_Supplied data_
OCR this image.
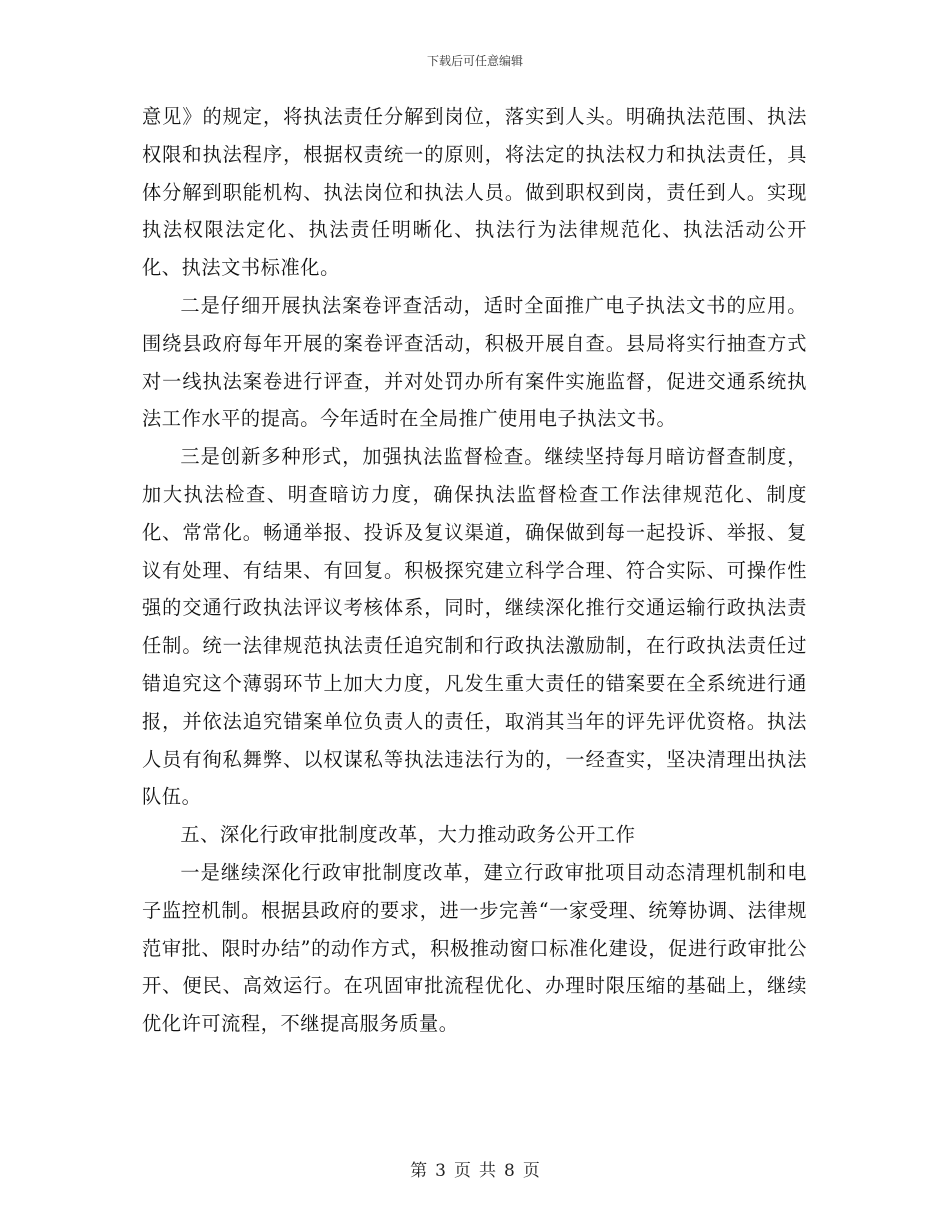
下载后可任意编辑

意见》的规定，将执法责任分解到岗位，落实到人头。明确执法范围、执法权限和执法程序，根据权责统一的原则，将法定的执法权力和执法责任，具体分解到职能机构、执法岗位和执法人员。做到职权到岗，责任到人。实现执法权限法定化、执法责任明晰化、执法行为法律规范化、执法活动公开化、执法文书标准化。

二是仔细开展执法案卷评查活动，适时全面推广电子执法文书的应用。围绕县政府每年开展的案卷评查活动，积极开展自查。县局将实行抽查方式对一线执法案卷进行评查，并对处罚办所有案件实施监督，促进交通系统执法工作水平的提高。今年适时在全局推广使用电子执法文书。

三是创新多种形式，加强执法监督检查。继续坚持每月暗访督查制度，加大执法检查、明查暗访力度，确保执法监督检查工作法律规范化、制度化、常常化。畅通举报、投诉及复议渠道，确保做到每一起投诉、举报、复议有处理、有结果、有回复。积极探究建立科学合理、符合实际、可操作性强的交通行政执法评议考核体系，同时，继续深化推行交通运输行政执法责任制。统一法律规范执法责任追究制和行政执法激励制，在行政执法责任过错追究这个薄弱环节上加大力度，凡发生重大责任的错案要在全系统进行通报，并依法追究错案单位负责人的责任，取消其当年的评先评优资格。执法人员有徇私舞弊、以权谋私等执法违法行为的，一经查实，坚决清理出执法队伍。

五、深化行政审批制度改革，大力推动政务公开工作

一是继续深化行政审批制度改革，建立行政审批项目动态清理机制和电子监控机制。根据县政府的要求，进一步完善“一家受理、统筹协调、法律规范审批、限时办结”的动作方式，积极推动窗口标准化建设，促进行政审批公开、便民、高效运行。在巩固审批流程优化、办理时限压缩的基础上，继续优化许可流程，不继提高服务质量。

第 3 页 共 8 页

_Required task_
In your copy, repeat each record exactly and include no pictures.

_Task answer_
OCR this image.
下载后可任意编辑

意见》的规定，将执法责任分解到岗位，落实到人头。明确执法范围、执法权限和执法程序，根据权责统一的原则，将法定的执法权力和执法责任，具体分解到职能机构、执法岗位和执法人员。做到职权到岗，责任到人。实现执法权限法定化、执法责任明晰化、执法行为法律规范化、执法活动公开化、执法文书标准化。

二是仔细开展执法案卷评查活动，适时全面推广电子执法文书的应用。围绕县政府每年开展的案卷评查活动，积极开展自查。县局将实行抽查方式对一线执法案卷进行评查，并对处罚办所有案件实施监督，促进交通系统执法工作水平的提高。今年适时在全局推广使用电子执法文书。

三是创新多种形式，加强执法监督检查。继续坚持每月暗访督查制度，加大执法检查、明查暗访力度，确保执法监督检查工作法律规范化、制度化、常常化。畅通举报、投诉及复议渠道，确保做到每一起投诉、举报、复议有处理、有结果、有回复。积极探究建立科学合理、符合实际、可操作性强的交通行政执法评议考核体系，同时，继续深化推行交通运输行政执法责任制。统一法律规范执法责任追究制和行政执法激励制，在行政执法责任过错追究这个薄弱环节上加大力度，凡发生重大责任的错案要在全系统进行通报，并依法追究错案单位负责人的责任，取消其当年的评先评优资格。执法人员有徇私舞弊、以权谋私等执法违法行为的，一经查实，坚决清理出执法队伍。

五、深化行政审批制度改革，大力推动政务公开工作

一是继续深化行政审批制度改革，建立行政审批项目动态清理机制和电子监控机制。根据县政府的要求，进一步完善“一家受理、统筹协调、法律规范审批、限时办结”的动作方式，积极推动窗口标准化建设，促进行政审批公开、便民、高效运行。在巩固审批流程优化、办理时限压缩的基础上，继续优化许可流程，不继提高服务质量。

第 3 页 共 8 页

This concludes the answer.